### Aim of the task
Quote all of the data below exactly, please.
»»
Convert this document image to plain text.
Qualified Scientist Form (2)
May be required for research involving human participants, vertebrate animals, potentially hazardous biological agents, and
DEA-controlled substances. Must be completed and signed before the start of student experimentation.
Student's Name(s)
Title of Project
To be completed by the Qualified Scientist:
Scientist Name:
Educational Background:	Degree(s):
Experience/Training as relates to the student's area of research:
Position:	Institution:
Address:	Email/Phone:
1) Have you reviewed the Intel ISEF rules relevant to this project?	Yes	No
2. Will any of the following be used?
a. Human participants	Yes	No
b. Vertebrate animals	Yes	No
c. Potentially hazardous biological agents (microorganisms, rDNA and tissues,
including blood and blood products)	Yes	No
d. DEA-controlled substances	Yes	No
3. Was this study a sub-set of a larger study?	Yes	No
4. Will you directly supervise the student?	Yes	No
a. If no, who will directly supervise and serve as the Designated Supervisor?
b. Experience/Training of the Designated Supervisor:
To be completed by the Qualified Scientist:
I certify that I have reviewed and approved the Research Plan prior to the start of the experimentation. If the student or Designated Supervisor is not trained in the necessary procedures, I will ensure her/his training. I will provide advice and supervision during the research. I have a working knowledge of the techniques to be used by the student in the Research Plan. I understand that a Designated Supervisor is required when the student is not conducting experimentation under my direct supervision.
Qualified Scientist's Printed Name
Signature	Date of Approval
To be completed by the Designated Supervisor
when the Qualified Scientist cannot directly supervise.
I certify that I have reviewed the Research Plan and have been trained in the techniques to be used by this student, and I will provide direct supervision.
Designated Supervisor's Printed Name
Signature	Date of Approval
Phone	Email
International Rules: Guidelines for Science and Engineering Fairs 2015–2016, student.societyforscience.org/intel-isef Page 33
««
### Exercise result
Convert this document image to plain text.
Qualified Scientist Form (2)
May be required for research involving human participants, vertebrate animals, potentially hazardous biological agents, and
DEA-controlled substances. Must be completed and signed before the start of student experimentation.
Student's Name(s)
Title of Project
To be completed by the Qualified Scientist:
Scientist Name:
Educational Background:	Degree(s):
Experience/Training as relates to the student's area of research:
Position:	Institution:
Address:	Email/Phone:
1) Have you reviewed the Intel ISEF rules relevant to this project?	Yes	No
2. Will any of the following be used?
a. Human participants	Yes	No
b. Vertebrate animals	Yes	No
c. Potentially hazardous biological agents (microorganisms, rDNA and tissues,
including blood and blood products)	Yes	No
d. DEA-controlled substances	Yes	No
3. Was this study a sub-set of a larger study?	Yes	No
4. Will you directly supervise the student?	Yes	No
a. If no, who will directly supervise and serve as the Designated Supervisor?
b. Experience/Training of the Designated Supervisor:
To be completed by the Qualified Scientist:
I certify that I have reviewed and approved the Research Plan prior to the start of the experimentation. If the student or Designated Supervisor is not trained in the necessary procedures, I will ensure her/his training. I will provide advice and supervision during the research. I have a working knowledge of the techniques to be used by the student in the Research Plan. I understand that a Designated Supervisor is required when the student is not conducting experimentation under my direct supervision.
Qualified Scientist's Printed Name
Signature	Date of Approval
To be completed by the Designated Supervisor
when the Qualified Scientist cannot directly supervise.
I certify that I have reviewed the Research Plan and have been trained in the techniques to be used by this student, and I will provide direct supervision.
Designated Supervisor's Printed Name
Signature	Date of Approval
Phone	Email
International Rules: Guidelines for Science and Engineering Fairs 2015–2016, student.societyforscience.org/intel-isef Page 33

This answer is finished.